PROBLEM - Lines below containing the word "this" should be copied out.

* * * * *

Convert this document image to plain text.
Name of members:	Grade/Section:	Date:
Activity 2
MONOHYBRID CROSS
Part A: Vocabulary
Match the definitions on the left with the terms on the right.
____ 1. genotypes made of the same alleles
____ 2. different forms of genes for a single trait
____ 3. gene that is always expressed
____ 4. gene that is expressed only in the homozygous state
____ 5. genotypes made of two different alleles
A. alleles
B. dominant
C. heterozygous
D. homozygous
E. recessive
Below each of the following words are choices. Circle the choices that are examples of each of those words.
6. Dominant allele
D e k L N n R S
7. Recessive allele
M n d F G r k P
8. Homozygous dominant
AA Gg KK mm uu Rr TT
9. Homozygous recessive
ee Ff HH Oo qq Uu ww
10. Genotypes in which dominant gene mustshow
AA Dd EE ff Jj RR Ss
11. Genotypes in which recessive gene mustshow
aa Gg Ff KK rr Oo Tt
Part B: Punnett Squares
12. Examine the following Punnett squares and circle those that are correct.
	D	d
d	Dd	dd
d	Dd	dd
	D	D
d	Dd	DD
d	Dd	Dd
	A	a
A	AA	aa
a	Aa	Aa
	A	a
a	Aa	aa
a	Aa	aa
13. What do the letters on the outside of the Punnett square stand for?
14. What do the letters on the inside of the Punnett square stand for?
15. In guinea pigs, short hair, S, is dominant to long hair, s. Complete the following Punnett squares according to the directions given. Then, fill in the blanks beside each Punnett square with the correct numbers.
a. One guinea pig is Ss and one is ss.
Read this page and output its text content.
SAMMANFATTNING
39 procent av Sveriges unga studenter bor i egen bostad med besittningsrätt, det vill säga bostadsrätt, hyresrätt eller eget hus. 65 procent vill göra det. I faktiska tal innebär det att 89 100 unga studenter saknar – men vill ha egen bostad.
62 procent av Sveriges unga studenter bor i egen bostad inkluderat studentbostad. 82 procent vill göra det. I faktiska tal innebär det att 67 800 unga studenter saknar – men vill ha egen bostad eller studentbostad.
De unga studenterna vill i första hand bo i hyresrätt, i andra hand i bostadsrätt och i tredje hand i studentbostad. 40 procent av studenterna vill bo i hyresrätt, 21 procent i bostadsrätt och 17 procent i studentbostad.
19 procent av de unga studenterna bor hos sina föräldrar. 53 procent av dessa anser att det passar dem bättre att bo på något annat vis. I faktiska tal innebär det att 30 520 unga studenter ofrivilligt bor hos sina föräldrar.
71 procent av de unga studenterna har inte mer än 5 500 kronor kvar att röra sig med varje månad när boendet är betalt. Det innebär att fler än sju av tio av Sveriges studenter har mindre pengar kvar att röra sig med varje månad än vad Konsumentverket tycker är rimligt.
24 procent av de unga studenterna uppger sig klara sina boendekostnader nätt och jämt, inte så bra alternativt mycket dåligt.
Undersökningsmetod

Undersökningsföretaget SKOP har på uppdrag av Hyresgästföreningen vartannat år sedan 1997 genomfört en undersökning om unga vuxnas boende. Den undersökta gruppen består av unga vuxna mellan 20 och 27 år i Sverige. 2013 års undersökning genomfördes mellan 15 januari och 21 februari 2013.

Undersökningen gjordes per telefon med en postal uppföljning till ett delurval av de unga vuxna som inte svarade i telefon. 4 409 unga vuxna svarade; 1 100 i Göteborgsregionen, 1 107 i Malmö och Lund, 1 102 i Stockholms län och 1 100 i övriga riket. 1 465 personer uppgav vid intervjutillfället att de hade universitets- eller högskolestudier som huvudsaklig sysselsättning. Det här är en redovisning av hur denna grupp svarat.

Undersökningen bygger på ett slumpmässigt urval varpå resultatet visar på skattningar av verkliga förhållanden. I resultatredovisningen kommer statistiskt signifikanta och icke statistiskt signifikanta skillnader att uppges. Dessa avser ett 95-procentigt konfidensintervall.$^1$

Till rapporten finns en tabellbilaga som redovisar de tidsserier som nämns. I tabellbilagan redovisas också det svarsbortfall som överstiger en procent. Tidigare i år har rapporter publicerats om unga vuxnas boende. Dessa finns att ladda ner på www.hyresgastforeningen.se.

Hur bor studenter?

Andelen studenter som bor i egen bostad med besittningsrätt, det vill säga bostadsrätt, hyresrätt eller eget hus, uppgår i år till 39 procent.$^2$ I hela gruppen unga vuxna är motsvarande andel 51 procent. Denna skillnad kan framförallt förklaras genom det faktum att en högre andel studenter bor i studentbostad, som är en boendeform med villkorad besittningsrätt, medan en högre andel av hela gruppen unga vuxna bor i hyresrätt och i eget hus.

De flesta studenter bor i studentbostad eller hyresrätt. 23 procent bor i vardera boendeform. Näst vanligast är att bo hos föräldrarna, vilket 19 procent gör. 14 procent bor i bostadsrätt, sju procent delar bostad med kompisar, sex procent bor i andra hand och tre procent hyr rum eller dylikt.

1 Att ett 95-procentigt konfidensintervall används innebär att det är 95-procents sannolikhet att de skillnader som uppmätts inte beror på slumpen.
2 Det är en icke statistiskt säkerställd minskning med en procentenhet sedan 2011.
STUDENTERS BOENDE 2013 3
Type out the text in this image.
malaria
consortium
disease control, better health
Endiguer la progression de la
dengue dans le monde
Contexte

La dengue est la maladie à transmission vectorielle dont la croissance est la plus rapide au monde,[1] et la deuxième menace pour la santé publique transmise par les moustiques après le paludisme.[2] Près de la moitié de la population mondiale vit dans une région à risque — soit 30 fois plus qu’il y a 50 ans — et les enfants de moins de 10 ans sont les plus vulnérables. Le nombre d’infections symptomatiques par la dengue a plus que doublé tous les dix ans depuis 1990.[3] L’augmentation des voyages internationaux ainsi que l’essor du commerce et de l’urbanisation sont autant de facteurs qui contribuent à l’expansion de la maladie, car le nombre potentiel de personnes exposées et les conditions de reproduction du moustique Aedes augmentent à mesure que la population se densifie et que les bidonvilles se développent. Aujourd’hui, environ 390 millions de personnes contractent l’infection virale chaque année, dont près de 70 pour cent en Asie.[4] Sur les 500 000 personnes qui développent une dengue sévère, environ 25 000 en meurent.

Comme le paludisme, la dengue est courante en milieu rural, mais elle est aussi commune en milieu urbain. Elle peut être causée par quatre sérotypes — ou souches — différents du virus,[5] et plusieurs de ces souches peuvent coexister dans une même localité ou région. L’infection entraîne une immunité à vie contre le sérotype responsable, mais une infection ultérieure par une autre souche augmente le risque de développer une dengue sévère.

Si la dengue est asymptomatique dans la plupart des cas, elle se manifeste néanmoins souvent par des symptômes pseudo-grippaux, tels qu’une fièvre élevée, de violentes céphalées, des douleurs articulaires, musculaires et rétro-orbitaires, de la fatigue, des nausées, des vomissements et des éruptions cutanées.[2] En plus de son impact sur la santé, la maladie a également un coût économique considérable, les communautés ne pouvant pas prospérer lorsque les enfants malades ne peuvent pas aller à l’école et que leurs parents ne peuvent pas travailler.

* * * * *

RESPONSE TO THE EXERCISE -
Convert this document image to plain text.
Read this page and output its text content.
Type out the text in this image.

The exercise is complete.